_Available data_
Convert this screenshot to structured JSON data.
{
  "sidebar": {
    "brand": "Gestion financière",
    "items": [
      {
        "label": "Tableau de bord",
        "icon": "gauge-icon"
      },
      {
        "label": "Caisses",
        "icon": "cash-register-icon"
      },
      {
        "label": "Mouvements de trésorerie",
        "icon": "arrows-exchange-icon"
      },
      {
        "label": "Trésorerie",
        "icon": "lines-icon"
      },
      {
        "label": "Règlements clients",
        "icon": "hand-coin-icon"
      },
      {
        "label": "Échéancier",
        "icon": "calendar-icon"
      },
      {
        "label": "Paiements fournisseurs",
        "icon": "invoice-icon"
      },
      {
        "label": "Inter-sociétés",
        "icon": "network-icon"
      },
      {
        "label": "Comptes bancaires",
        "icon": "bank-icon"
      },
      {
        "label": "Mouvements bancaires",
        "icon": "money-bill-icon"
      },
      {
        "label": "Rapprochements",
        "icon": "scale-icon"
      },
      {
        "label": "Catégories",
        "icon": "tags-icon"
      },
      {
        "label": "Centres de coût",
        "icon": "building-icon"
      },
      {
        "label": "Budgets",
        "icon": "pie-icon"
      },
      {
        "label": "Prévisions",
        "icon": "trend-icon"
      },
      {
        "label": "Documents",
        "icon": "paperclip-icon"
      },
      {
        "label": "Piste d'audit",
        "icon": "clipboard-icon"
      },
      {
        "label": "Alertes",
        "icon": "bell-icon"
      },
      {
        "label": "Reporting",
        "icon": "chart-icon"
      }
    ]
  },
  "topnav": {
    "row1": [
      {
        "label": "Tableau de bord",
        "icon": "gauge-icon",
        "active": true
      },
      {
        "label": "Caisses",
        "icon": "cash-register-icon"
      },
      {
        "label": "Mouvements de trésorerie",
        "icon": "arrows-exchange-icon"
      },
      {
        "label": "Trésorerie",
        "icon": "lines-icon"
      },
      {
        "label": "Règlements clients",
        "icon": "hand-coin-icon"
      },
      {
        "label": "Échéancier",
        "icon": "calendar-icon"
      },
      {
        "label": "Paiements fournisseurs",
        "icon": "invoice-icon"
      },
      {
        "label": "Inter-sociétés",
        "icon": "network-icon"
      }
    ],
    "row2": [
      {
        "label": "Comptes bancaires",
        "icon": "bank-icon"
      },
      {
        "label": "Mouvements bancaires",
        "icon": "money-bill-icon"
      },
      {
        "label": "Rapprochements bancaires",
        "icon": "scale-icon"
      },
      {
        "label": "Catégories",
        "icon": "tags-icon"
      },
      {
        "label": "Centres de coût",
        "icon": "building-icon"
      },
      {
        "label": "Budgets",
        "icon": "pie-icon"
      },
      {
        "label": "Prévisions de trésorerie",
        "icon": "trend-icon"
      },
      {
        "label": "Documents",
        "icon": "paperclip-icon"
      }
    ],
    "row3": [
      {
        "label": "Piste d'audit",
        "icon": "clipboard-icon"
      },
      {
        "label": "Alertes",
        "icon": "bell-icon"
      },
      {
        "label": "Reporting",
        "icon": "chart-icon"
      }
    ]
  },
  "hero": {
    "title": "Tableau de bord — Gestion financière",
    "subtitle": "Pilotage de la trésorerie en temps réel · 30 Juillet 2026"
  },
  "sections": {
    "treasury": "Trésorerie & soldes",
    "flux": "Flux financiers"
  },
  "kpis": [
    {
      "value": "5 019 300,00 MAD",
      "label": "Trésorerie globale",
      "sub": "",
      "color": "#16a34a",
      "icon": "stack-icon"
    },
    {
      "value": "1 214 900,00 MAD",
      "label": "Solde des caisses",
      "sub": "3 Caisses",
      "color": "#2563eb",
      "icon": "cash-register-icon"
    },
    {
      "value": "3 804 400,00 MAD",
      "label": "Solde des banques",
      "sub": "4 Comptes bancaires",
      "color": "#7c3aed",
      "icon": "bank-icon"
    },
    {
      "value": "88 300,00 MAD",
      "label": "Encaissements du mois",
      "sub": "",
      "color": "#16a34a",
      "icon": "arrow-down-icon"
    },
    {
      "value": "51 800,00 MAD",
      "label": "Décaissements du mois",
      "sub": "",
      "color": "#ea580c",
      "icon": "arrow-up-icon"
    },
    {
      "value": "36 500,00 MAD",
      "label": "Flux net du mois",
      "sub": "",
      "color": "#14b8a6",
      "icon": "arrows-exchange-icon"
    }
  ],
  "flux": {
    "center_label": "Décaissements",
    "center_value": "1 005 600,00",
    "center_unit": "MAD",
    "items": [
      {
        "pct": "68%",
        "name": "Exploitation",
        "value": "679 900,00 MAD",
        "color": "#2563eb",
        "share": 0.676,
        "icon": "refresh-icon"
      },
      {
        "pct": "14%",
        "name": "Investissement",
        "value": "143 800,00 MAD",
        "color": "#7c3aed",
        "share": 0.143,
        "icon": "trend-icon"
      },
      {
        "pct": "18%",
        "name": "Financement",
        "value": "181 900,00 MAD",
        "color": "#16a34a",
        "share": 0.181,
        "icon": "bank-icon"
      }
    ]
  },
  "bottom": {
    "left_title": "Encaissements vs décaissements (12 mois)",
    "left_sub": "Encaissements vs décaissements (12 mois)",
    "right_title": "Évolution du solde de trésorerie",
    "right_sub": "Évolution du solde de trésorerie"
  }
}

* * *

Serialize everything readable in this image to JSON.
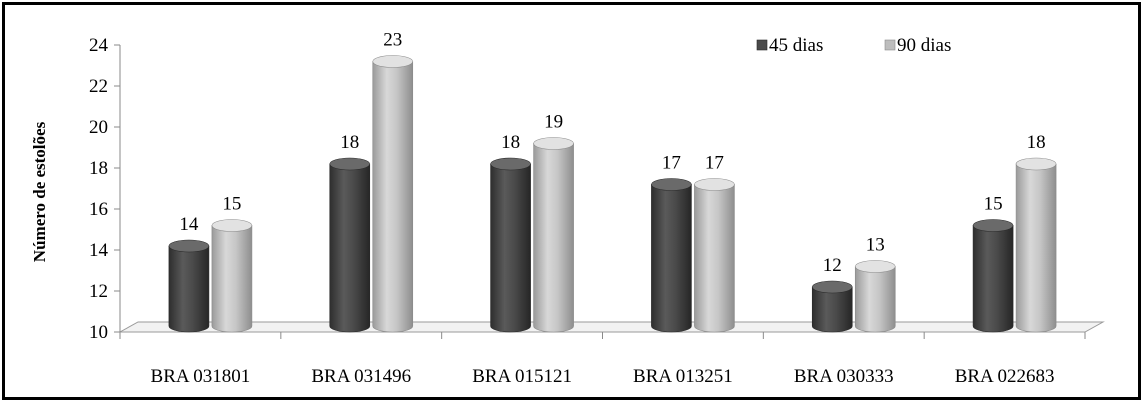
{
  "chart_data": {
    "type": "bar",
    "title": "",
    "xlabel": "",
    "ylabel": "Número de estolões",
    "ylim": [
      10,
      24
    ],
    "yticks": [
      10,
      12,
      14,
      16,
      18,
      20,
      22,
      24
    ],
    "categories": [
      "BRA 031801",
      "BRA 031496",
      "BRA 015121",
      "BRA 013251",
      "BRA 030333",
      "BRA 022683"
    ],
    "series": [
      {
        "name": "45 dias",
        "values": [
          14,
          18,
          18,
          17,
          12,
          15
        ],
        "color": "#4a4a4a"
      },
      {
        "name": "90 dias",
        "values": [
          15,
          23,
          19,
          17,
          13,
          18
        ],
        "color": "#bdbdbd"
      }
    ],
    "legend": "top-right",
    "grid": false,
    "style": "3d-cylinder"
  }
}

_What you need to do_
Pull every line containing "name" out of the data above.

_Worked solution_
        "name": "Exploitation",
        "name": "Investissement",
        "name": "Financement",
        "name": "45 dias",
        "name": "90 dias",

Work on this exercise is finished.